Passage shown |

★ ★ ★ ★

You are here

Seasonic S12-430: Beyond the Super Tornado

March 17, 2005 by Mike
with Devon Cooke

  • POSTSCRIPT 1 added May 22, 2005: A fan revision
  • POSTSCRIPT 2 added Oct. 22, 2005: Corrected Efficiency Results
Seasonic S12-430 ATX Power Supply

Model SS-430HB Active PFC F3
Market Price

Seasonic is one of the PSU manufacturers which market their own products. They are both ODM and OEM, like delta Electronics, Fortron-Source, Seventeam and Enhance Electronics. This is in contrast to many PSUs that are branded by the company that markets the product, and often has little to do with either the design or the manufacturing. Seasonic is also one of the longest-lived PSU makers. Their first PSUs were made for Apple way back in the '70s. As befits a manufacturer, Seasonic adds little in the way of flashy features in their products. Virtually all the features are invisible from the outside, especially to the untrained. We have always held Seasonic products in high regard for their power delivery, efficiency and low noise; let's see if the S12-430 can meet our high expectations.

★ ★ ★ ★

Written instruction a |
Copy the records word for word, from their first line through the line containing "tab-command-bar: ★ ✚", including both of those lines.
The review and the records have nothing to do with each other.

Records for the task |
★ ★ ★ ★

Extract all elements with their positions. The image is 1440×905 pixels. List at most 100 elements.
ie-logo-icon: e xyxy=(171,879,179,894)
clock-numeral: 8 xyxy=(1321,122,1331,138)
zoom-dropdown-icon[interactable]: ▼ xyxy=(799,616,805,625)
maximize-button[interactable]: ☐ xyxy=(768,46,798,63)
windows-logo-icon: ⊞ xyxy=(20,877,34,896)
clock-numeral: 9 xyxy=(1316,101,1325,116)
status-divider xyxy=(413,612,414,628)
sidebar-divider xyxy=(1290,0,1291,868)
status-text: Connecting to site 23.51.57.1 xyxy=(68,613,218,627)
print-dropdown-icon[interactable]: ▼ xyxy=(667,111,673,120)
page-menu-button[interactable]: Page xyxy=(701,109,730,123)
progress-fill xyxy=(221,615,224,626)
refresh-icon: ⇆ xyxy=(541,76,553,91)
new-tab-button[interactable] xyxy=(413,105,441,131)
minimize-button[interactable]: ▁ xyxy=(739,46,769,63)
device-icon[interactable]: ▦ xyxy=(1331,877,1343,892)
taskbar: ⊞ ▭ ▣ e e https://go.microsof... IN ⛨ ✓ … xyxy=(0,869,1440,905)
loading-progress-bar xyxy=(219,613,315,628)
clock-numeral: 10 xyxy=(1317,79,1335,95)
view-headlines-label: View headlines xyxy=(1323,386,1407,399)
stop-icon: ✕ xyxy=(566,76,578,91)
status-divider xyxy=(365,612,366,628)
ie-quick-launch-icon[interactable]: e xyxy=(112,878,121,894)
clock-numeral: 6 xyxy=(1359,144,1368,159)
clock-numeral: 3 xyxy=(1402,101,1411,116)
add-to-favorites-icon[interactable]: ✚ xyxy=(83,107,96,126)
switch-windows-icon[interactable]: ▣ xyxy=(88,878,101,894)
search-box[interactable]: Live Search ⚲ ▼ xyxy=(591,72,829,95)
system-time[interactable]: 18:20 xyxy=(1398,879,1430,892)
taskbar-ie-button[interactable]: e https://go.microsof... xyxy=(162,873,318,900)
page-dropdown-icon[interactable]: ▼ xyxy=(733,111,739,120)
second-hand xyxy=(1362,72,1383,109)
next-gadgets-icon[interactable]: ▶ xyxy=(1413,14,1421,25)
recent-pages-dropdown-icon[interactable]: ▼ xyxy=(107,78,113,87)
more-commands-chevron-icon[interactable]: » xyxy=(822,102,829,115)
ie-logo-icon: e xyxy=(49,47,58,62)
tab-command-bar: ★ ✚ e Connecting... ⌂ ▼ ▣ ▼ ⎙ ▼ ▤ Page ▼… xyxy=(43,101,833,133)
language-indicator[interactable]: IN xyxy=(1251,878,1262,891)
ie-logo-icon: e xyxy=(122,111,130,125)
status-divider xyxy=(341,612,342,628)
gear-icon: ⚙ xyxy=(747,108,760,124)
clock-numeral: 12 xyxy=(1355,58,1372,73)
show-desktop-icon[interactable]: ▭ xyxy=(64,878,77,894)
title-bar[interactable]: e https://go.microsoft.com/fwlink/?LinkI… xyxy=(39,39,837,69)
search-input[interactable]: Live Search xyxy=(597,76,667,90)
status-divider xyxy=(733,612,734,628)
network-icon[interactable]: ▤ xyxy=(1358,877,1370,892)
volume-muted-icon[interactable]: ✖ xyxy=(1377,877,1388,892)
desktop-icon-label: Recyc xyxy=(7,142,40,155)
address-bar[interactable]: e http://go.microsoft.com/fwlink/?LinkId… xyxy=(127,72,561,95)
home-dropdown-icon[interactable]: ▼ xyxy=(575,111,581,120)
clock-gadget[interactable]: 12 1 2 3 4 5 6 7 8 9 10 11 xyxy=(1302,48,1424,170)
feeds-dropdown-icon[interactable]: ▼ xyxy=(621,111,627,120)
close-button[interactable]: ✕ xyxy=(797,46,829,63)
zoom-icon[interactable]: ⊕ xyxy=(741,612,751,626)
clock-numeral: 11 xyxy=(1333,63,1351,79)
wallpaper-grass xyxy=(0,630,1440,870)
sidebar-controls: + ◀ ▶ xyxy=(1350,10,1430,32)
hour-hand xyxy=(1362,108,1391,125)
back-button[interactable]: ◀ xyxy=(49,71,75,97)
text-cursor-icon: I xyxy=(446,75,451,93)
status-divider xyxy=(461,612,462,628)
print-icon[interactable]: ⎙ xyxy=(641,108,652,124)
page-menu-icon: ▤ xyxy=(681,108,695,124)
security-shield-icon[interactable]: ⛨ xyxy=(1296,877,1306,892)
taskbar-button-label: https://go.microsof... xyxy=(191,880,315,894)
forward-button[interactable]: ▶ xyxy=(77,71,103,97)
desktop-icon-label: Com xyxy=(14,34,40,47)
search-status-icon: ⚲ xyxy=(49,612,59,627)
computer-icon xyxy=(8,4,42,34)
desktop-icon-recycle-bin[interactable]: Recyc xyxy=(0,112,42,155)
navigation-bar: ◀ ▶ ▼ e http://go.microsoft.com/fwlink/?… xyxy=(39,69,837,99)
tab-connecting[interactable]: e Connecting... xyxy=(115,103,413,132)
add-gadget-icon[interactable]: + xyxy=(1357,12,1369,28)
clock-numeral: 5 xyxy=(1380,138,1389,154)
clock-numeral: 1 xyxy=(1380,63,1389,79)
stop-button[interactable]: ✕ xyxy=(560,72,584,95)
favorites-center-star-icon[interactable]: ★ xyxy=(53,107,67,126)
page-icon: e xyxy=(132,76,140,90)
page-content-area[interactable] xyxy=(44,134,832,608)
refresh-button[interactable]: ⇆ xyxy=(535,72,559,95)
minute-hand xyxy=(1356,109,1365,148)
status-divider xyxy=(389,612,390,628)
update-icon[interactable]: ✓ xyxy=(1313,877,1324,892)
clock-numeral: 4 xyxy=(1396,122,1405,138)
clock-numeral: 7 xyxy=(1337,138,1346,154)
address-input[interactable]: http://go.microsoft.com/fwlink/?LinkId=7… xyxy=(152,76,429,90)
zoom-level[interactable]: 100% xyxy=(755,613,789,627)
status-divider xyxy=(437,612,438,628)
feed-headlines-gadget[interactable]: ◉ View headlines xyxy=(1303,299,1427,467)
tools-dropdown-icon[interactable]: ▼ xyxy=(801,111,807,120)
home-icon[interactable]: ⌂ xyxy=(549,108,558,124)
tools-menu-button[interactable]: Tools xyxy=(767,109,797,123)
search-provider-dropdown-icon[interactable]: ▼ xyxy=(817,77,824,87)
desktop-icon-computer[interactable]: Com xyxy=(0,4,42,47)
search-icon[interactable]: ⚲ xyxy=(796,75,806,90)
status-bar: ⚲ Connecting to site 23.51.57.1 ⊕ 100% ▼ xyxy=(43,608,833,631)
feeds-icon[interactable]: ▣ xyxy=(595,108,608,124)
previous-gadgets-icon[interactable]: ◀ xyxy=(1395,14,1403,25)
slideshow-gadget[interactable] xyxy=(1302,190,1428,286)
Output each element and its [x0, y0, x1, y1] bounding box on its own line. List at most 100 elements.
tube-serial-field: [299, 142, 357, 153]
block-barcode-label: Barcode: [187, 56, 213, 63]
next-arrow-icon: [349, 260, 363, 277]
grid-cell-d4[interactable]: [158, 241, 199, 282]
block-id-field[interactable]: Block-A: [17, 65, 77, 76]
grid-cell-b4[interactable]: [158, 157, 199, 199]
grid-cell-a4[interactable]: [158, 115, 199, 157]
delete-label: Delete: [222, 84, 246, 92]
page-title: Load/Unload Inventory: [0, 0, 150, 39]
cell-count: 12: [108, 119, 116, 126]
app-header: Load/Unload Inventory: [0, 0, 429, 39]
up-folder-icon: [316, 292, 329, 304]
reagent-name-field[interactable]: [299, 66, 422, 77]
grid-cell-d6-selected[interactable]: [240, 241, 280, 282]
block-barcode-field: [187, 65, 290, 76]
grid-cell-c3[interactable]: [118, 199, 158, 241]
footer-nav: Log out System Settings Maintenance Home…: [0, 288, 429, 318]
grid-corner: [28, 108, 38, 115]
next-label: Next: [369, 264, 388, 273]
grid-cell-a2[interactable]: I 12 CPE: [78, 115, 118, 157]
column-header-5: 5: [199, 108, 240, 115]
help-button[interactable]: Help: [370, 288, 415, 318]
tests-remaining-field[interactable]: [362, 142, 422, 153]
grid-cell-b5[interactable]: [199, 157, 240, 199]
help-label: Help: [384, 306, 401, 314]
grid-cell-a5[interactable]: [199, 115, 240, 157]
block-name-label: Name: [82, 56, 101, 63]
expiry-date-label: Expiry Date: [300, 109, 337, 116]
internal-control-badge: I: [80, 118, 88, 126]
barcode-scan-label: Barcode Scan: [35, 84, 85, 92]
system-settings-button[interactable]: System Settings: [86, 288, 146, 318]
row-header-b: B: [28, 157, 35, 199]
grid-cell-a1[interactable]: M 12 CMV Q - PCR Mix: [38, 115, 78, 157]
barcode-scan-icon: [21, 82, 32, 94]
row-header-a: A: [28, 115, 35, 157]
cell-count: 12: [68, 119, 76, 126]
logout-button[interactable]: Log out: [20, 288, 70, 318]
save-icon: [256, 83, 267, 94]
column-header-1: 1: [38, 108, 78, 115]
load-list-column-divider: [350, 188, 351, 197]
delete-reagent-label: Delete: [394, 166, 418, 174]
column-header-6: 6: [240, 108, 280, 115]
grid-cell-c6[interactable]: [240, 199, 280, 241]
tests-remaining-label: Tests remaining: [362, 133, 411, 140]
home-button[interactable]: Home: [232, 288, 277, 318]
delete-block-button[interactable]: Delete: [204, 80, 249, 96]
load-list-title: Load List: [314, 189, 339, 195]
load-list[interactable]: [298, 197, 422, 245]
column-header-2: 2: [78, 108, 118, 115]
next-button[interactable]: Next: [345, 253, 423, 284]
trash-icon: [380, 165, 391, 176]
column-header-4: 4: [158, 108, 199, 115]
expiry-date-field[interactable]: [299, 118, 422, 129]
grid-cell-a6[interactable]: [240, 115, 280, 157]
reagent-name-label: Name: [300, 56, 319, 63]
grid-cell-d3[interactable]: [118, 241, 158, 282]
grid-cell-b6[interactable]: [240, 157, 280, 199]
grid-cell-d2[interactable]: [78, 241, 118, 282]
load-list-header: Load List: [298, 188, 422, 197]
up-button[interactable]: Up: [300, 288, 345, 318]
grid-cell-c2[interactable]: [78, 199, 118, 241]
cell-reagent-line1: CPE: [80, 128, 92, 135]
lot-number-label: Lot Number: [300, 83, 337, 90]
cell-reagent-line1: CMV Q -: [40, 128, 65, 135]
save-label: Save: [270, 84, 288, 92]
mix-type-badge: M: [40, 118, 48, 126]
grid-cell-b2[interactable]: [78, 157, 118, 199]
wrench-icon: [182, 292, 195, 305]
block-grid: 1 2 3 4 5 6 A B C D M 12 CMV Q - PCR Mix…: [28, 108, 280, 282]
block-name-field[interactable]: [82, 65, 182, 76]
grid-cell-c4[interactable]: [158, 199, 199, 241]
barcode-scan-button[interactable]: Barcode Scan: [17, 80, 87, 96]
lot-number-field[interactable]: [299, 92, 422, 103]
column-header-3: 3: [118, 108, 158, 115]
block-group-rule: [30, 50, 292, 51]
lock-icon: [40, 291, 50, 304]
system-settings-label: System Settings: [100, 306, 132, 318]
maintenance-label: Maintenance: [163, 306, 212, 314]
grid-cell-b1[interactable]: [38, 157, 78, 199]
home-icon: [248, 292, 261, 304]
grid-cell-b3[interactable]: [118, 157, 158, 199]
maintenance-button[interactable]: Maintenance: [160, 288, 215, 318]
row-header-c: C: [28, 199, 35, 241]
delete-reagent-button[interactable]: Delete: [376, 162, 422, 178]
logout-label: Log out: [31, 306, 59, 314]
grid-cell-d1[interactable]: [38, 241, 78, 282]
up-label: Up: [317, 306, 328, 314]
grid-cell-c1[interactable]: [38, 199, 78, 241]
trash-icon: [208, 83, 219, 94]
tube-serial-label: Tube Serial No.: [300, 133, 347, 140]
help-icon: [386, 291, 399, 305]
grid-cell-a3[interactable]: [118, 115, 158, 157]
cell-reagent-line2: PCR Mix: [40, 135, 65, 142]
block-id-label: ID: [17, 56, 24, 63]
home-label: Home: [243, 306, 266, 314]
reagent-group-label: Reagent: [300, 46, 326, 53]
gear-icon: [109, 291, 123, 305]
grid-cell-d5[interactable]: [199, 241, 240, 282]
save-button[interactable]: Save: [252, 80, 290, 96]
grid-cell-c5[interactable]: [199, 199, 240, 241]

★ ★ ★ ★

Written instruction b |
Go on with the review of the Seasonic S12-430 power supply from its last sentence.

Written response a |
Extract all elements with their positions. The image is 1440×905 pixels. List at most 100 elements.
ie-logo-icon: e xyxy=(171,879,179,894)
clock-numeral: 8 xyxy=(1321,122,1331,138)
zoom-dropdown-icon[interactable]: ▼ xyxy=(799,616,805,625)
maximize-button[interactable]: ☐ xyxy=(768,46,798,63)
windows-logo-icon: ⊞ xyxy=(20,877,34,896)
clock-numeral: 9 xyxy=(1316,101,1325,116)
status-divider xyxy=(413,612,414,628)
sidebar-divider xyxy=(1290,0,1291,868)
status-text: Connecting to site 23.51.57.1 xyxy=(68,613,218,627)
print-dropdown-icon[interactable]: ▼ xyxy=(667,111,673,120)
page-menu-button[interactable]: Page xyxy=(701,109,730,123)
progress-fill xyxy=(221,615,224,626)
refresh-icon: ⇆ xyxy=(541,76,553,91)
new-tab-button[interactable] xyxy=(413,105,441,131)
minimize-button[interactable]: ▁ xyxy=(739,46,769,63)
device-icon[interactable]: ▦ xyxy=(1331,877,1343,892)
taskbar: ⊞ ▭ ▣ e e https://go.microsof... IN ⛨ ✓ … xyxy=(0,869,1440,905)
loading-progress-bar xyxy=(219,613,315,628)
clock-numeral: 10 xyxy=(1317,79,1335,95)
view-headlines-label: View headlines xyxy=(1323,386,1407,399)
stop-icon: ✕ xyxy=(566,76,578,91)
status-divider xyxy=(365,612,366,628)
ie-quick-launch-icon[interactable]: e xyxy=(112,878,121,894)
clock-numeral: 6 xyxy=(1359,144,1368,159)
clock-numeral: 3 xyxy=(1402,101,1411,116)
add-to-favorites-icon[interactable]: ✚ xyxy=(83,107,96,126)
switch-windows-icon[interactable]: ▣ xyxy=(88,878,101,894)
search-box[interactable]: Live Search ⚲ ▼ xyxy=(591,72,829,95)
system-time[interactable]: 18:20 xyxy=(1398,879,1430,892)
taskbar-ie-button[interactable]: e https://go.microsof... xyxy=(162,873,318,900)
page-dropdown-icon[interactable]: ▼ xyxy=(733,111,739,120)
second-hand xyxy=(1362,72,1383,109)
next-gadgets-icon[interactable]: ▶ xyxy=(1413,14,1421,25)
recent-pages-dropdown-icon[interactable]: ▼ xyxy=(107,78,113,87)
more-commands-chevron-icon[interactable]: » xyxy=(822,102,829,115)
ie-logo-icon: e xyxy=(49,47,58,62)
tab-command-bar: ★ ✚ e Connecting... ⌂ ▼ ▣ ▼ ⎙ ▼ ▤ Page ▼… xyxy=(43,101,833,133)

Written response b |
The S12 line from Seasonic has been available in the US retail market since around the beginning of February. This product line was announced late last year, and highly anticipated by the SPCR community, as the earlier Seasonic Super Tornado and Super Silencer lines were well regarded for their combination of high efficiency and low noise. The acoustic performance of the Super lines was not without controversy; they suffered through several revisions of an annoying intermittent fan control problem before finally being fully resolved in the last Revision A3. The S12 series are equipped with a 12 cm fan, from which the product name is derived. It is a replacement for the Super Tornado series, which is no longer being manufactured. Once current supplies in the retail channels are depleted, the Super Tornado will be no more.

There are five models in the S12 lineup: 330, 380, 430, 500 and 600. The naming convention is simply based on the power rating of the model. Seasonic says that the lower three models were evolved from the Super Tornado while the 500 and 600 are based on a newer circuit design. The SS-430HB under review here can be regarded as a newer, slightly more powerful version of the Super Tornado 400.

The 500 and 600 have a different model numbering sequence; SS-500HT
Active PFC and SS-600HT Active PFC rather than the HB
of the three lower powered S12s. There is a third lower power model in this
series, the SS-400HT Active PFC, which is the
model that won the first 80 Plus high efficiency PSU designation we recently
reported on.
Seasonic's main web site has details
about the full SS-xxxHT line

New packaging for the new line.

Naturally, it looks much like all the 12 cm fan PSUs. A wire grill on the
fan now, the same open exhaust grill.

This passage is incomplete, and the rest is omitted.